* Work to do:
Every line below is to be quoted exactly, with nothing added or dropped.

* Raw data:
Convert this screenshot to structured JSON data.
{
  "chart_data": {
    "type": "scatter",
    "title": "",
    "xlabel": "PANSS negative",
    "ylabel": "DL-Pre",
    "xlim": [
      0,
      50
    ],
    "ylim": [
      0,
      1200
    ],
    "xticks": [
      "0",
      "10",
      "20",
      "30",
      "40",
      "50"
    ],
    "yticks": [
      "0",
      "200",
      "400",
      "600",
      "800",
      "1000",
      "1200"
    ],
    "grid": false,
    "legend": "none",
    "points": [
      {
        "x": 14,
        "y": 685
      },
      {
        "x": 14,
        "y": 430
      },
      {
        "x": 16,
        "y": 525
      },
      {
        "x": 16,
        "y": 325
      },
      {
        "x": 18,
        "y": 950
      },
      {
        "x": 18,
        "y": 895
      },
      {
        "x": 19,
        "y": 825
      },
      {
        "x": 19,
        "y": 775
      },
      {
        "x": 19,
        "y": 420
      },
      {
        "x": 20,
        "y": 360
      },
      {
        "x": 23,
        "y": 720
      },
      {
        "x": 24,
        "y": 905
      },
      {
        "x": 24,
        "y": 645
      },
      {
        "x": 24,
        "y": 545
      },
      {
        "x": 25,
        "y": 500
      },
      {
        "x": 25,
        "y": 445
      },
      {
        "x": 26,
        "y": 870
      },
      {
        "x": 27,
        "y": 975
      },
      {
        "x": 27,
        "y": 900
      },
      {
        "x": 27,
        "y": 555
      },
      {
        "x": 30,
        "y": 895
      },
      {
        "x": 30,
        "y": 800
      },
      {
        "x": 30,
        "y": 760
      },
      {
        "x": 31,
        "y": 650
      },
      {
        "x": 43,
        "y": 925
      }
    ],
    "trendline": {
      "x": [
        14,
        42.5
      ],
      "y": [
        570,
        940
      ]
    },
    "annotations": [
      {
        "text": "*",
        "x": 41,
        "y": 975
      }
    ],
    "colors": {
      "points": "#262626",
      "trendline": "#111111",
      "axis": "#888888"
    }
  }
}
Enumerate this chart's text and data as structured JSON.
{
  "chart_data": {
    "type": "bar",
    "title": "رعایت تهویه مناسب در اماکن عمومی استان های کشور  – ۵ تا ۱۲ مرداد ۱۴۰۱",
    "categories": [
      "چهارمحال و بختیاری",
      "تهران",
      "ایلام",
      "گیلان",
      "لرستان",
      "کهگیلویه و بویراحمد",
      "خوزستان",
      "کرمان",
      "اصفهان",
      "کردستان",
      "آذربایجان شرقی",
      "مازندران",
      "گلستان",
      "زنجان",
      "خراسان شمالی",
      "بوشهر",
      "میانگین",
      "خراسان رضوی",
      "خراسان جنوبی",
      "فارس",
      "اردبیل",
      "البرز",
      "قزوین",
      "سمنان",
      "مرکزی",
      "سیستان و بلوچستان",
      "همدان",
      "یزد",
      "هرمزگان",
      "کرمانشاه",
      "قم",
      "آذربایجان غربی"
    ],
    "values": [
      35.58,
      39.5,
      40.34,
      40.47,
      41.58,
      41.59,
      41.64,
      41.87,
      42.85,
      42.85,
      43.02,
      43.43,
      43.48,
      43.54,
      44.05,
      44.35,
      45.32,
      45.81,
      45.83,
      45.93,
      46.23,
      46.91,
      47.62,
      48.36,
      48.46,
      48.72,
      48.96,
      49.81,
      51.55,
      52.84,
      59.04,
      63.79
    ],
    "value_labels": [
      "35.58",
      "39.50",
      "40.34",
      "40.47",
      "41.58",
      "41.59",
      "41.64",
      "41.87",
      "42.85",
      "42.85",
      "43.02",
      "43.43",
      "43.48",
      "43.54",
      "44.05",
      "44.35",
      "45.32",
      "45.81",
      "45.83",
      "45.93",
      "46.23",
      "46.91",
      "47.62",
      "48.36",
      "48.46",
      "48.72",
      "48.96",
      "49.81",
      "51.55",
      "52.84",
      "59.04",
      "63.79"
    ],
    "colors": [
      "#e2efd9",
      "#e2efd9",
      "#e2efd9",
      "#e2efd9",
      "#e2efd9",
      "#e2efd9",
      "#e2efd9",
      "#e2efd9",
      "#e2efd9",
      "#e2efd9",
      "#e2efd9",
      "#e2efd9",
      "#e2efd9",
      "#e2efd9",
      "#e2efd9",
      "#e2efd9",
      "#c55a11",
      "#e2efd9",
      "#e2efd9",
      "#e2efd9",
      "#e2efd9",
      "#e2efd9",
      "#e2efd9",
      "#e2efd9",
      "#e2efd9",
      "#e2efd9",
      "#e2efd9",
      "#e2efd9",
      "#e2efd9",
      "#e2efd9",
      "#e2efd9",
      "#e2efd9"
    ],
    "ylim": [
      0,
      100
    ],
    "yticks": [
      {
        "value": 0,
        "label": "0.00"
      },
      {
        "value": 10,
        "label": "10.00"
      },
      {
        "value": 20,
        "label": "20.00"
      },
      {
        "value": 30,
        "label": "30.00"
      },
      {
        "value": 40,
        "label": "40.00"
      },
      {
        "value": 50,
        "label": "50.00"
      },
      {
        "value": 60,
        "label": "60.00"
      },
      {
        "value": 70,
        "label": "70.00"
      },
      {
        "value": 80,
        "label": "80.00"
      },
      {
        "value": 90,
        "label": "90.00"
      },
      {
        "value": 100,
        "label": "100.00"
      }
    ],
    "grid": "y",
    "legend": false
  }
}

* Written answer:
Convert this screenshot to structured JSON data.
{
  "chart_data": {
    "type": "scatter",
    "title": "",
    "xlabel": "PANSS negative",
    "ylabel": "DL-Pre",
    "xlim": [
      0,
      50
    ],
    "ylim": [
      0,
      1200
    ],
    "xticks": [
      "0",
      "10",
      "20",
      "30",
      "40",
      "50"
    ],
    "yticks": [
      "0",
      "200",
      "400",
      "600",
      "800",
      "1000",
      "1200"
    ],
    "grid": false,
    "legend": "none",
    "points": [
      {
        "x": 14,
        "y": 685
      },
      {
        "x": 14,
        "y": 430
      },
      {
        "x": 16,
        "y": 525
      },
      {
        "x": 16,
        "y": 325
      },
      {
        "x": 18,
        "y": 950
      },
      {
        "x": 18,
        "y": 895
      },
      {
        "x": 19,
        "y": 825
      },
      {
        "x": 19,
        "y": 775
      },
      {
        "x": 19,
        "y": 420
      },
      {
        "x": 20,
        "y": 360
      },
      {
        "x": 23,
        "y": 720
      },
      {
        "x": 24,
        "y": 905
      },
      {
        "x": 24,
        "y": 645
      },
      {
        "x": 24,
        "y": 545
      },
      {
        "x": 25,
        "y": 500
      },
      {
        "x": 25,
        "y": 445
      },
      {
        "x": 26,
        "y": 870
      },
      {
        "x": 27,
        "y": 975
      },
      {
        "x": 27,
        "y": 900
      },
      {
        "x": 27,
        "y": 555
      },
      {
        "x": 30,
        "y": 895
      },
      {
        "x": 30,
        "y": 800
      },
      {
        "x": 30,
        "y": 760
      },
      {
        "x": 31,
        "y": 650
      },
      {
        "x": 43,
        "y": 925
      }
    ],
    "trendline": {
      "x": [
        14,
        42.5
      ],
      "y": [
        570,
        940
      ]
    },
    "annotations": [
      {
        "text": "*",
        "x": 41,
        "y": 975
      }
    ],
    "colors": {
      "points": "#262626",
      "trendline": "#111111",
      "axis": "#888888"
    }
  }
}
Enumerate this chart's text and data as structured JSON.
{
  "chart_data": {
    "type": "bar",
    "title": "رعایت تهویه مناسب در اماکن عمومی استان های کشور  – ۵ تا ۱۲ مرداد ۱۴۰۱",
    "categories": [
      "چهارمحال و بختیاری",
      "تهران",
      "ایلام",
      "گیلان",
      "لرستان",
      "کهگیلویه و بویراحمد",
      "خوزستان",
      "کرمان",
      "اصفهان",
      "کردستان",
      "آذربایجان شرقی",
      "مازندران",
      "گلستان",
      "زنجان",
      "خراسان شمالی",
      "بوشهر",
      "میانگین",
      "خراسان رضوی",
      "خراسان جنوبی",
      "فارس",
      "اردبیل",
      "البرز",
      "قزوین",
      "سمنان",
      "مرکزی",
      "سیستان و بلوچستان",
      "همدان",
      "یزد",
      "هرمزگان",
      "کرمانشاه",
      "قم",
      "آذربایجان غربی"
    ],
    "values": [
      35.58,
      39.5,
      40.34,
      40.47,
      41.58,
      41.59,
      41.64,
      41.87,
      42.85,
      42.85,
      43.02,
      43.43,
      43.48,
      43.54,
      44.05,
      44.35,
      45.32,
      45.81,
      45.83,
      45.93,
      46.23,
      46.91,
      47.62,
      48.36,
      48.46,
      48.72,
      48.96,
      49.81,
      51.55,
      52.84,
      59.04,
      63.79
    ],
    "value_labels": [
      "35.58",
      "39.50",
      "40.34",
      "40.47",
      "41.58",
      "41.59",
      "41.64",
      "41.87",
      "42.85",
      "42.85",
      "43.02",
      "43.43",
      "43.48",
      "43.54",
      "44.05",
      "44.35",
      "45.32",
      "45.81",
      "45.83",
      "45.93",
      "46.23",
      "46.91",
      "47.62",
      "48.36",
      "48.46",
      "48.72",
      "48.96",
      "49.81",
      "51.55",
      "52.84",
      "59.04",
      "63.79"
    ],
    "colors": [
      "#e2efd9",
      "#e2efd9",
      "#e2efd9",
      "#e2efd9",
      "#e2efd9",
      "#e2efd9",
      "#e2efd9",
      "#e2efd9",
      "#e2efd9",
      "#e2efd9",
      "#e2efd9",
      "#e2efd9",
      "#e2efd9",
      "#e2efd9",
      "#e2efd9",
      "#e2efd9",
      "#c55a11",
      "#e2efd9",
      "#e2efd9",
      "#e2efd9",
      "#e2efd9",
      "#e2efd9",
      "#e2efd9",
      "#e2efd9",
      "#e2efd9",
      "#e2efd9",
      "#e2efd9",
      "#e2efd9",
      "#e2efd9",
      "#e2efd9",
      "#e2efd9",
      "#e2efd9"
    ],
    "ylim": [
      0,
      100
    ],
    "yticks": [
      {
        "value": 0,
        "label": "0.00"
      },
      {
        "value": 10,
        "label": "10.00"
      },
      {
        "value": 20,
        "label": "20.00"
      },
      {
        "value": 30,
        "label": "30.00"
      },
      {
        "value": 40,
        "label": "40.00"
      },
      {
        "value": 50,
        "label": "50.00"
      },
      {
        "value": 60,
        "label": "60.00"
      },
      {
        "value": 70,
        "label": "70.00"
      },
      {
        "value": 80,
        "label": "80.00"
      },
      {
        "value": 90,
        "label": "90.00"
      },
      {
        "value": 100,
        "label": "100.00"
      }
    ],
    "grid": "y",
    "legend": false
  }
}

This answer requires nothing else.